Collected data:
◆ ◆ ◆ ◆ ◆

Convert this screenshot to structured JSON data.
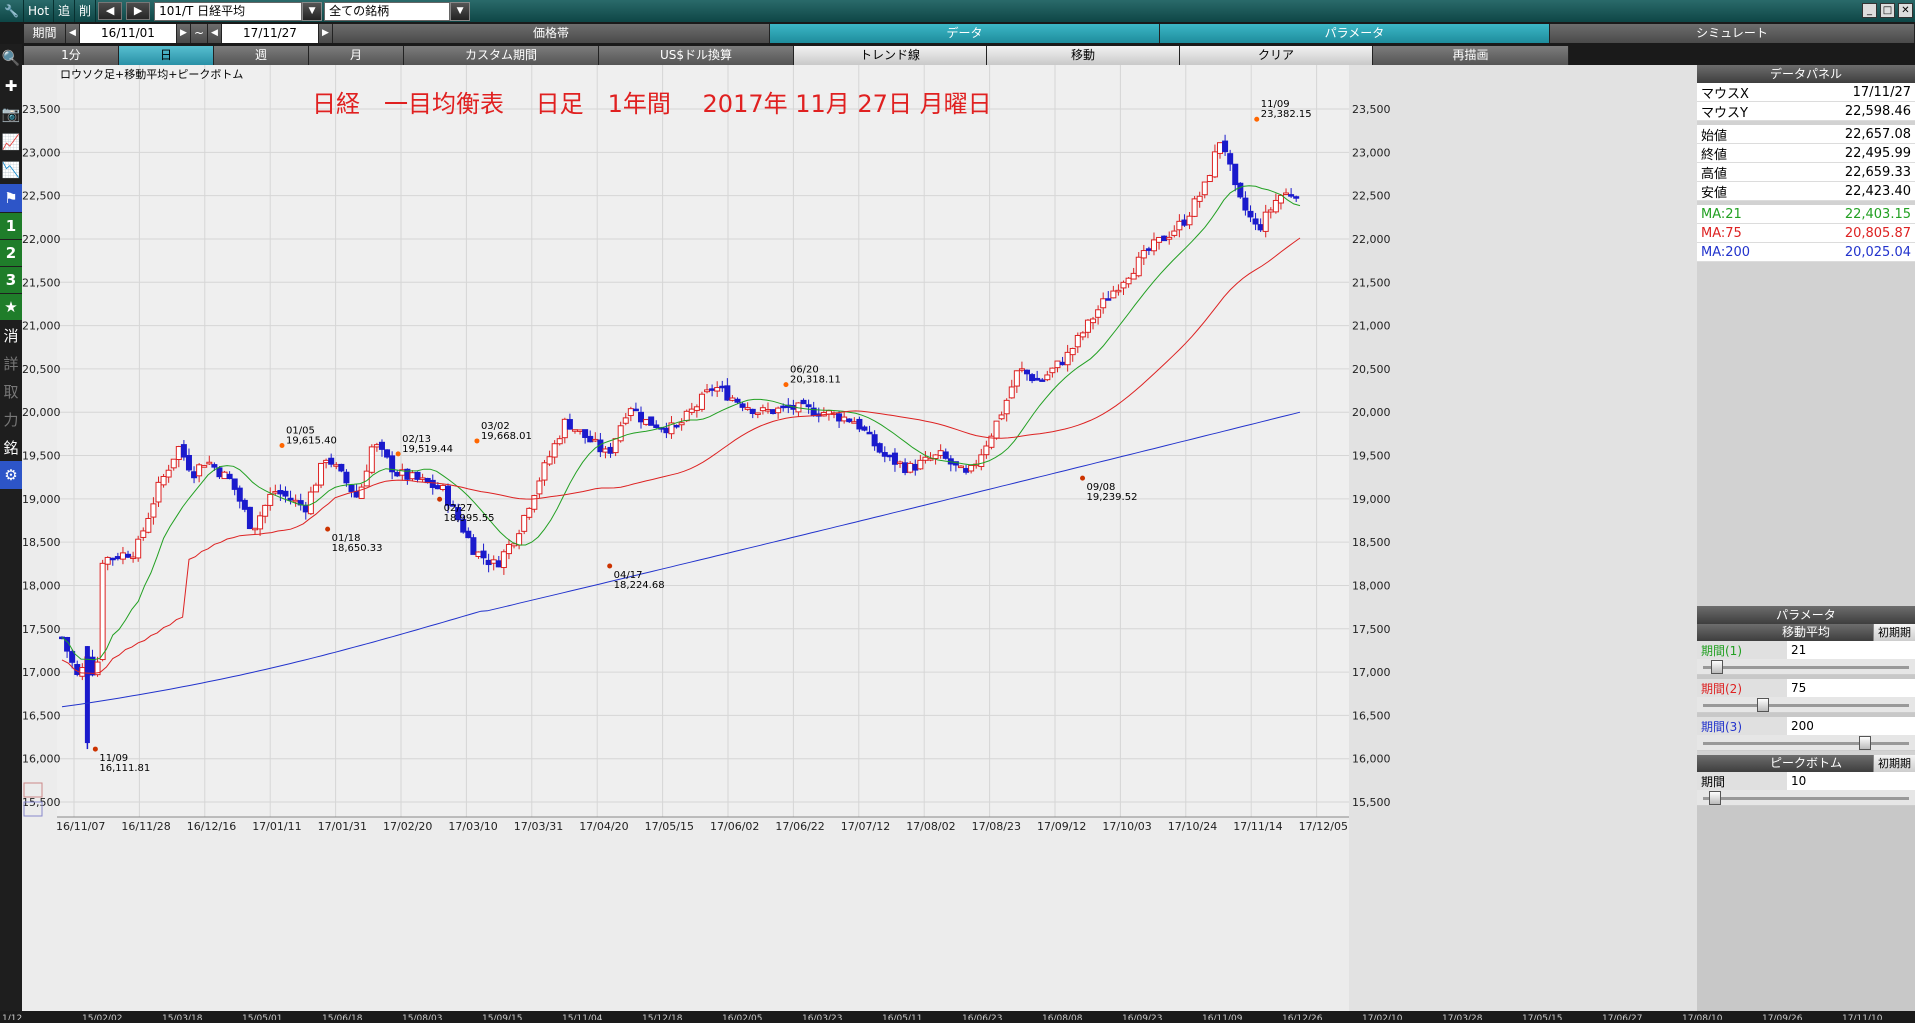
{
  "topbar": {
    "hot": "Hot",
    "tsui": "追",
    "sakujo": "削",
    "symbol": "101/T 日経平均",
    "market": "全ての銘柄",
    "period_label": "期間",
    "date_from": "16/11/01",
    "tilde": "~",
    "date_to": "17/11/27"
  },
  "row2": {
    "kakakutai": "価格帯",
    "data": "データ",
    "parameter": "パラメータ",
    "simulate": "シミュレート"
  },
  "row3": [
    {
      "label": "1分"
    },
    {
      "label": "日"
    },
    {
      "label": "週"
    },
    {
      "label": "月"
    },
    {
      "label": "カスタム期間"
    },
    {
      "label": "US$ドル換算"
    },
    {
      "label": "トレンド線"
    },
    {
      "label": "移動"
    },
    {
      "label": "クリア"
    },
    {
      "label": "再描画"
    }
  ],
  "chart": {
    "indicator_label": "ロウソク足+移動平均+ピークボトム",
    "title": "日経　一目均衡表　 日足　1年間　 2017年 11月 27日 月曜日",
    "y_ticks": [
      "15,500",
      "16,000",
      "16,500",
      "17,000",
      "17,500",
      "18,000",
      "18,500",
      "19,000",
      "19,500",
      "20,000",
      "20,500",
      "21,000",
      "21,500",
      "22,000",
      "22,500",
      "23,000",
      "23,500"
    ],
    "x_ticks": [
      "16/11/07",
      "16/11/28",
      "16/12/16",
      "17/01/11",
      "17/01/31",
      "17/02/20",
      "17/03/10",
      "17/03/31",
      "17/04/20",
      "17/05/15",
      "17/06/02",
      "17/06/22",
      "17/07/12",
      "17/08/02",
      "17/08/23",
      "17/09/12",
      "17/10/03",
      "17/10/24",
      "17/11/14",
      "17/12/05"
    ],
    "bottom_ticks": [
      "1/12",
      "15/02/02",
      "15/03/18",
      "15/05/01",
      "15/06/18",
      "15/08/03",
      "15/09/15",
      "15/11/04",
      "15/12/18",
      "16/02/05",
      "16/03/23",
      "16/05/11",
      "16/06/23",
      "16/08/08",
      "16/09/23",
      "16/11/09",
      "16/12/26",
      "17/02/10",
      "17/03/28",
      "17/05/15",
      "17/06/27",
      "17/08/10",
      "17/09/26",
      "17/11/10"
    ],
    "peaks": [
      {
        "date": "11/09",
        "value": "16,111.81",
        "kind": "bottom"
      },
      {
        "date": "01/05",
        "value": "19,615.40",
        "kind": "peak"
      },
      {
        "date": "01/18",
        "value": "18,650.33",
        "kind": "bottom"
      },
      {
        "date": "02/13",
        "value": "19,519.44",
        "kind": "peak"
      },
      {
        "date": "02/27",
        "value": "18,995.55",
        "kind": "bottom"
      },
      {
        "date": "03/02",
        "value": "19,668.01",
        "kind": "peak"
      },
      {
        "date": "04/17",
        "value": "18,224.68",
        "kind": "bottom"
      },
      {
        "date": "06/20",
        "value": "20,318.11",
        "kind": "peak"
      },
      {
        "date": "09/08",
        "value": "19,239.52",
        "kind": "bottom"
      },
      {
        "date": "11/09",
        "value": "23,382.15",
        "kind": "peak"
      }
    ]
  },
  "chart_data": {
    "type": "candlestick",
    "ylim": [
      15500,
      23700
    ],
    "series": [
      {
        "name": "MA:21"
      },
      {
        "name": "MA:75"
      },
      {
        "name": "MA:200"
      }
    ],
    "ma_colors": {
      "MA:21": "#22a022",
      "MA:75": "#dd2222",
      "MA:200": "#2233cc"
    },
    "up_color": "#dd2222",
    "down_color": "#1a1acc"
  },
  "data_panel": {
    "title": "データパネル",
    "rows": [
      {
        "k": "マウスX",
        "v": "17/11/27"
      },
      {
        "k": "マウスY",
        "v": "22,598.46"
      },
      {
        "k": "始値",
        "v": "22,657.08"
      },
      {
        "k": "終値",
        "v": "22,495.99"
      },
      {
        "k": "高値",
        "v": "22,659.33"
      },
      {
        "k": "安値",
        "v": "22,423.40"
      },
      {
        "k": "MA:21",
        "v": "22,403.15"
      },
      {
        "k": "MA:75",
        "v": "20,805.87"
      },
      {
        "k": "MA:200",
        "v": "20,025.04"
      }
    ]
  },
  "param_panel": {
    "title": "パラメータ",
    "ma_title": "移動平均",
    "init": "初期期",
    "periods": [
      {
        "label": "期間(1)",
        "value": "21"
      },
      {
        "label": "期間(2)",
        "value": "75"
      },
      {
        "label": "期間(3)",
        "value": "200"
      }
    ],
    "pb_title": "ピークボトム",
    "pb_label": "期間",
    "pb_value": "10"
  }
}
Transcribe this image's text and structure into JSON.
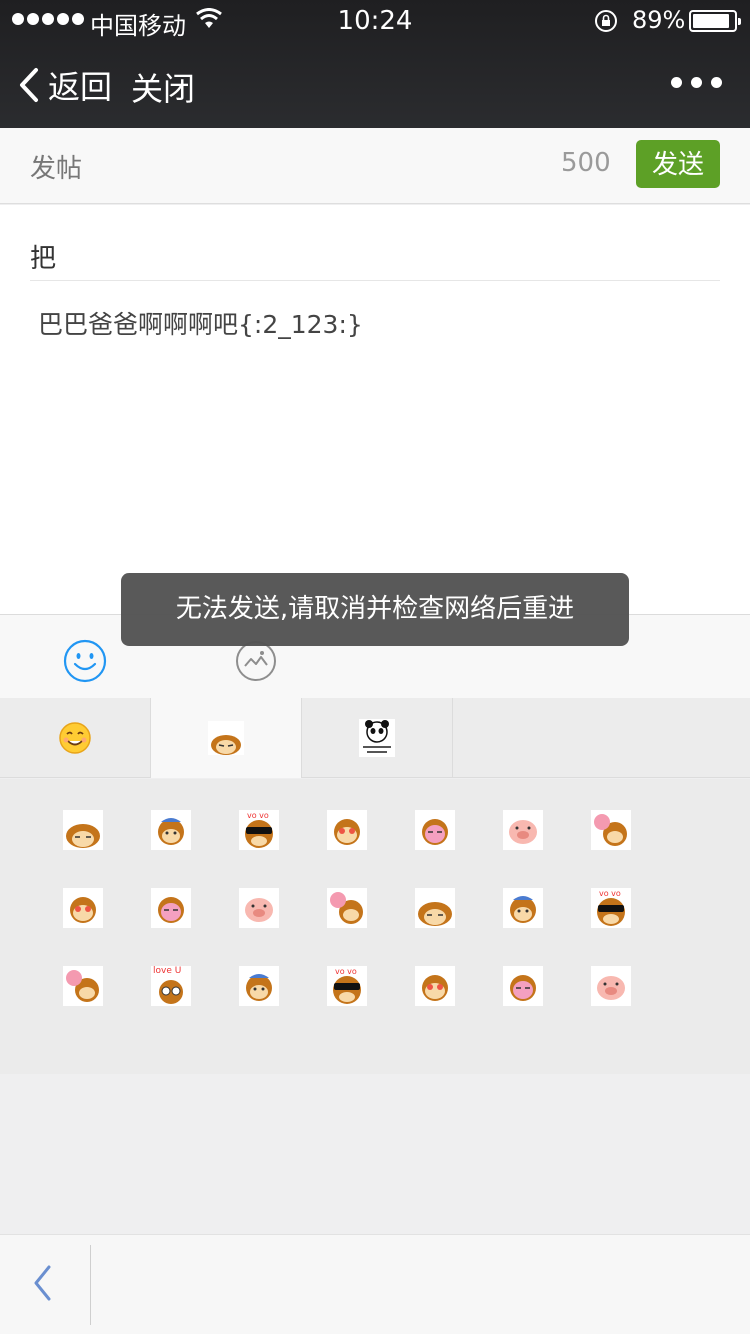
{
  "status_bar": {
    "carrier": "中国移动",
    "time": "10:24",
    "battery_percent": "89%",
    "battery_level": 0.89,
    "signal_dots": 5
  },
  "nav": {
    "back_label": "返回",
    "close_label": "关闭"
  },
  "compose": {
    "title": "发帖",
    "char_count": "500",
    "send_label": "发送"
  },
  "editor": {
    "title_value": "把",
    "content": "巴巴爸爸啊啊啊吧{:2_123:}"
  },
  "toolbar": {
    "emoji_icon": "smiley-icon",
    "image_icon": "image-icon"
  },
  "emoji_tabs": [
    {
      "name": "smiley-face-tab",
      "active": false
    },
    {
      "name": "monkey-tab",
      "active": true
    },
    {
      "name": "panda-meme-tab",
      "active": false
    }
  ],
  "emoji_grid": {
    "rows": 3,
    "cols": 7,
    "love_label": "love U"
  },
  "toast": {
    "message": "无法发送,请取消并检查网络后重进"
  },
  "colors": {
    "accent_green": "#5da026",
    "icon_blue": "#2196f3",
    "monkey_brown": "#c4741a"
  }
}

◆ ◆ ◆ ◆ ◆

__What this task involves__
Among the entries, how many lines include the word "JSON"? Answer with a single number and nothing further.

__Task answer__
2